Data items
☆ ☆ ☆ ☆ ☆
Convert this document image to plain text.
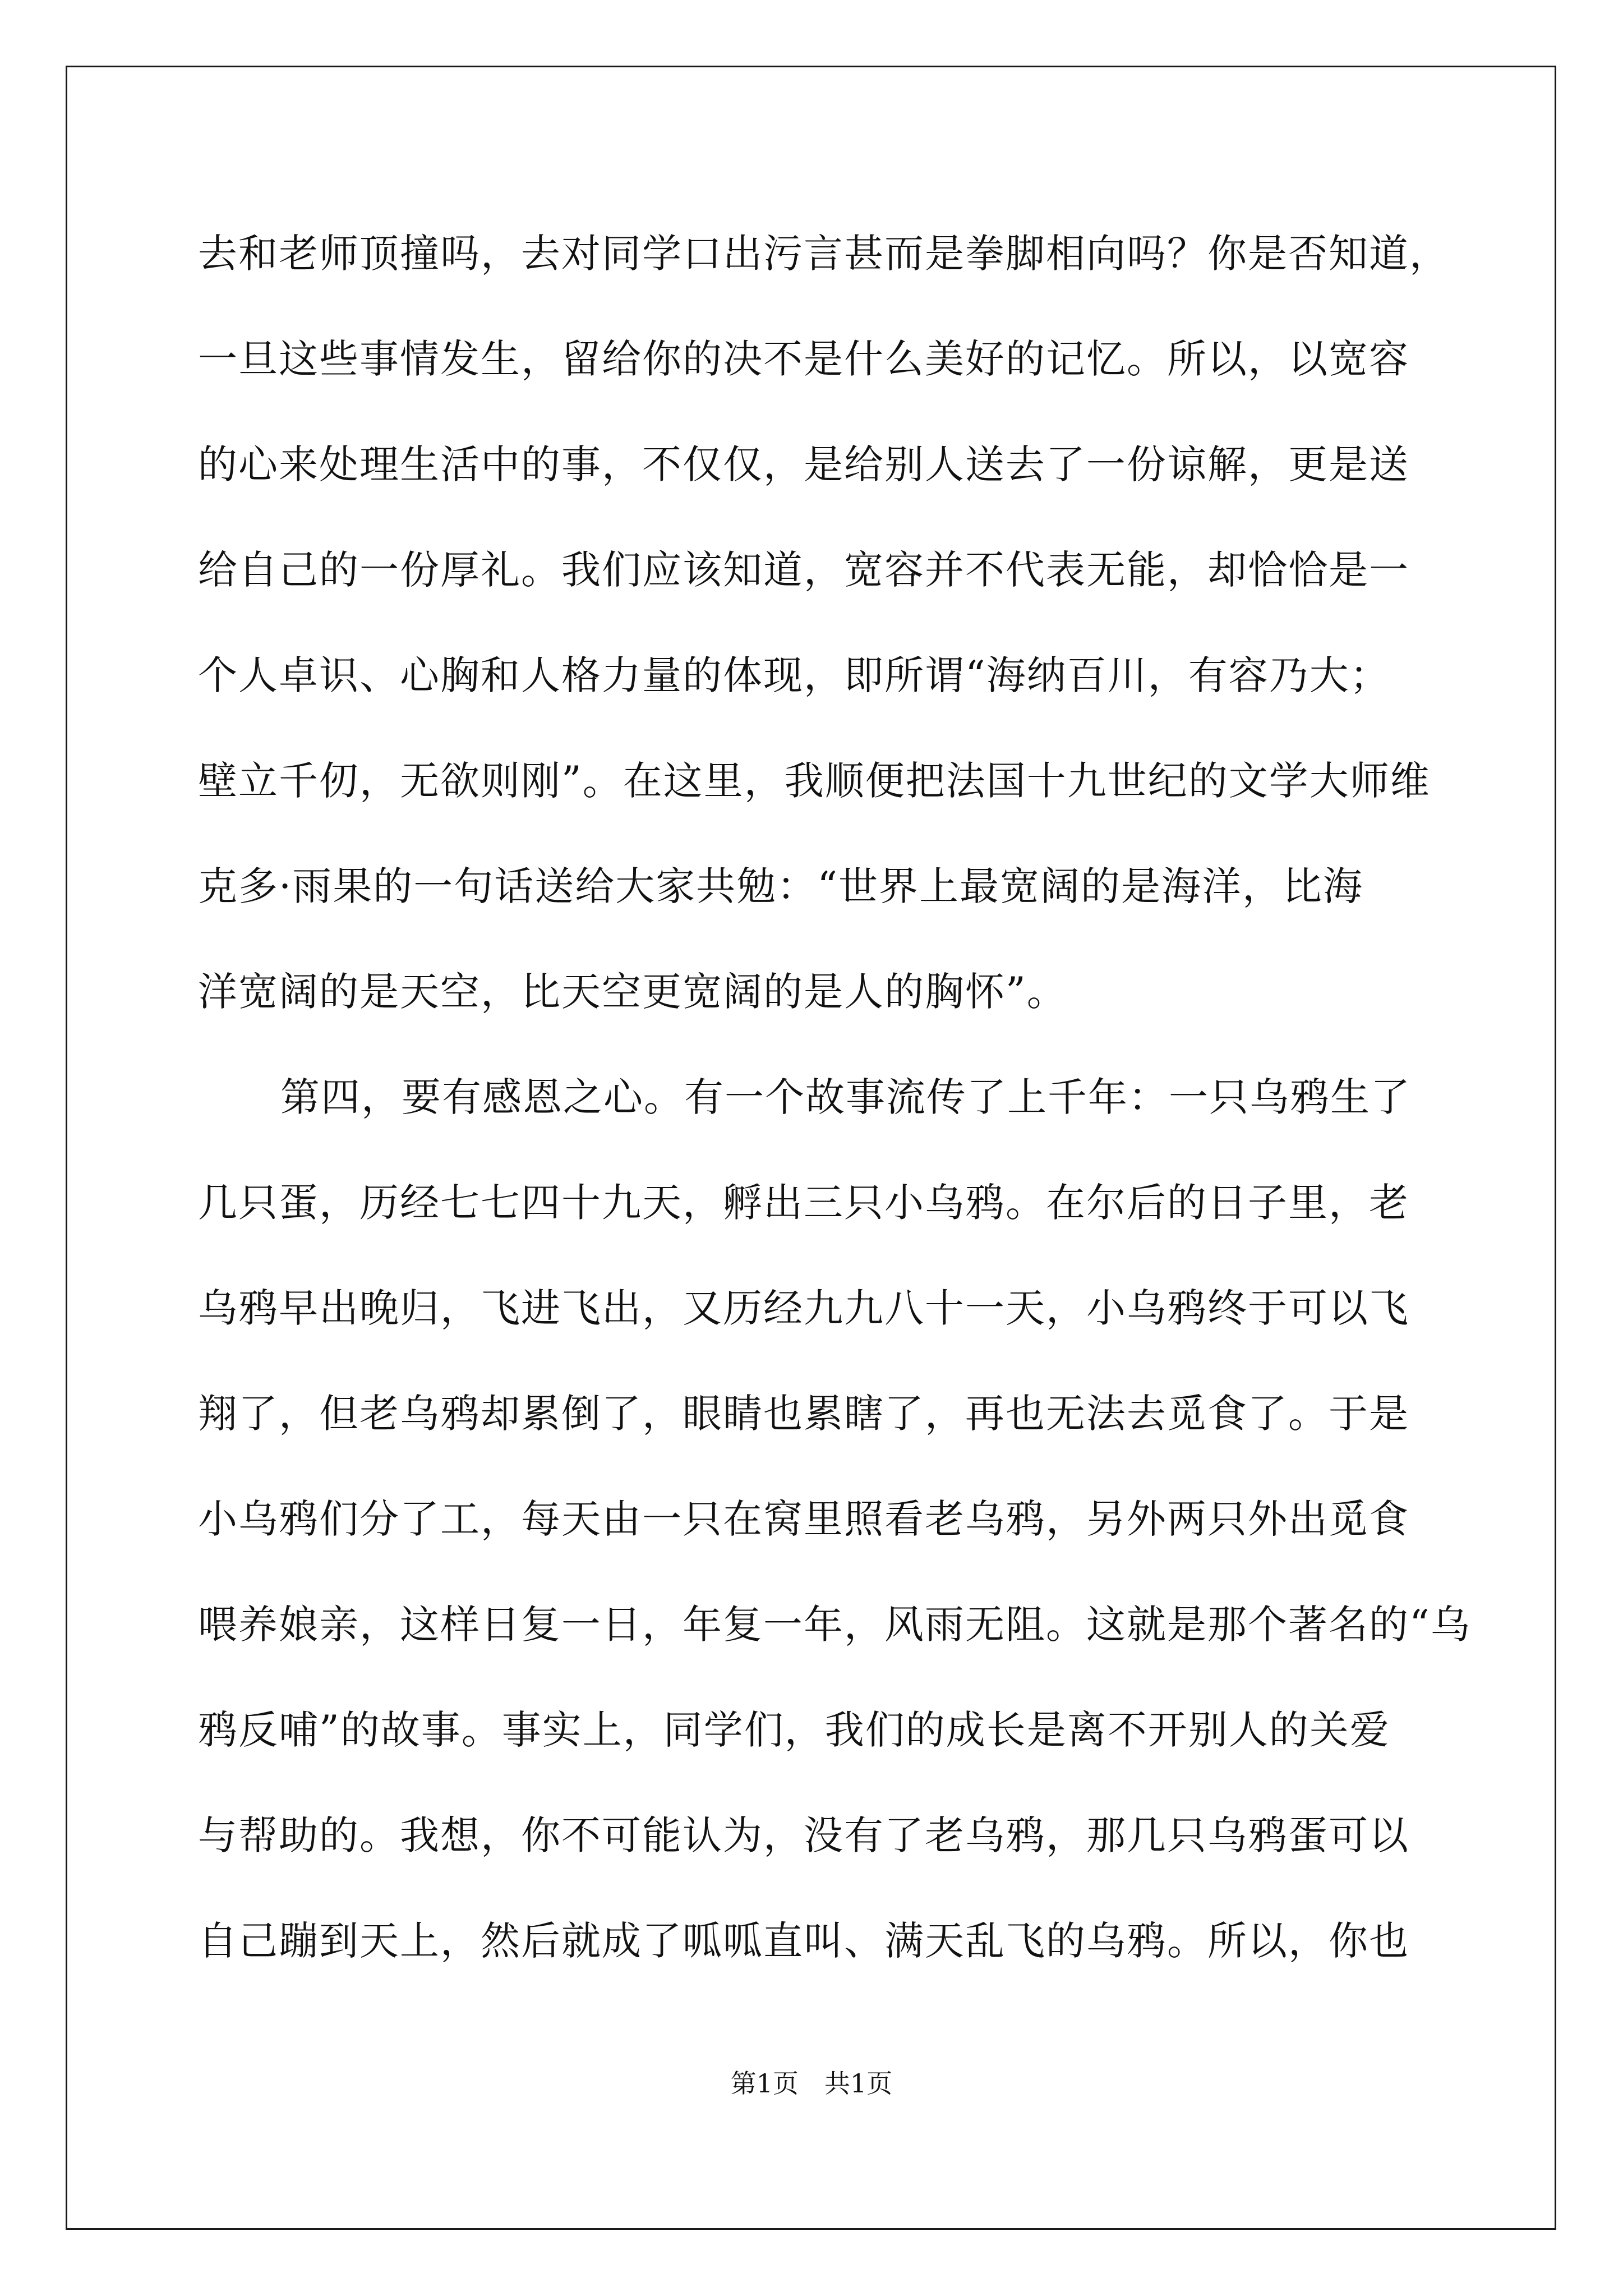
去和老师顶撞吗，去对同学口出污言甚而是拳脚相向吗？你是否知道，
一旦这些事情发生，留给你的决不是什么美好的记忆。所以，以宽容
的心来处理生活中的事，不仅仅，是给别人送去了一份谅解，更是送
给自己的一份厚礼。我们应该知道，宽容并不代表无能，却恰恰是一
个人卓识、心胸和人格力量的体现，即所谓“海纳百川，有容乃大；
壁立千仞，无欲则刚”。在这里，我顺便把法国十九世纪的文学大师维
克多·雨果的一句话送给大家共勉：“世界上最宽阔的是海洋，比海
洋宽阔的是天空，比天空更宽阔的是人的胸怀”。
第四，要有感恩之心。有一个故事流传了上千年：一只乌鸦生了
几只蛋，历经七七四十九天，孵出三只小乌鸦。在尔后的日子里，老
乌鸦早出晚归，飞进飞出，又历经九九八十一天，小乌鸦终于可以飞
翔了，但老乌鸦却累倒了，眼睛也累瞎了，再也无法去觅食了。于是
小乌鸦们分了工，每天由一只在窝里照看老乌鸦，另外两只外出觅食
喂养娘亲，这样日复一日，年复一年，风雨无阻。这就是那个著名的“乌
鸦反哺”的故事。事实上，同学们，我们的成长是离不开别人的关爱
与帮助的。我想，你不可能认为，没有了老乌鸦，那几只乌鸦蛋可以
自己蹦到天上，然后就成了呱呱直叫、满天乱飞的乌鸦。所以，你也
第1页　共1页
☆ ☆ ☆ ☆ ☆
Please transcribe the material above exactly as written. Leave the pictures out.

Convert this document image to plain text.
去和老师顶撞吗，去对同学口出污言甚而是拳脚相向吗？你是否知道，
一旦这些事情发生，留给你的决不是什么美好的记忆。所以，以宽容
的心来处理生活中的事，不仅仅，是给别人送去了一份谅解，更是送
给自己的一份厚礼。我们应该知道，宽容并不代表无能，却恰恰是一
个人卓识、心胸和人格力量的体现，即所谓“海纳百川，有容乃大；
壁立千仞，无欲则刚”。在这里，我顺便把法国十九世纪的文学大师维
克多·雨果的一句话送给大家共勉：“世界上最宽阔的是海洋，比海
洋宽阔的是天空，比天空更宽阔的是人的胸怀”。
第四，要有感恩之心。有一个故事流传了上千年：一只乌鸦生了
几只蛋，历经七七四十九天，孵出三只小乌鸦。在尔后的日子里，老
乌鸦早出晚归，飞进飞出，又历经九九八十一天，小乌鸦终于可以飞
翔了，但老乌鸦却累倒了，眼睛也累瞎了，再也无法去觅食了。于是
小乌鸦们分了工，每天由一只在窝里照看老乌鸦，另外两只外出觅食
喂养娘亲，这样日复一日，年复一年，风雨无阻。这就是那个著名的“乌
鸦反哺”的故事。事实上，同学们，我们的成长是离不开别人的关爱
与帮助的。我想，你不可能认为，没有了老乌鸦，那几只乌鸦蛋可以
自己蹦到天上，然后就成了呱呱直叫、满天乱飞的乌鸦。所以，你也
第1页　共1页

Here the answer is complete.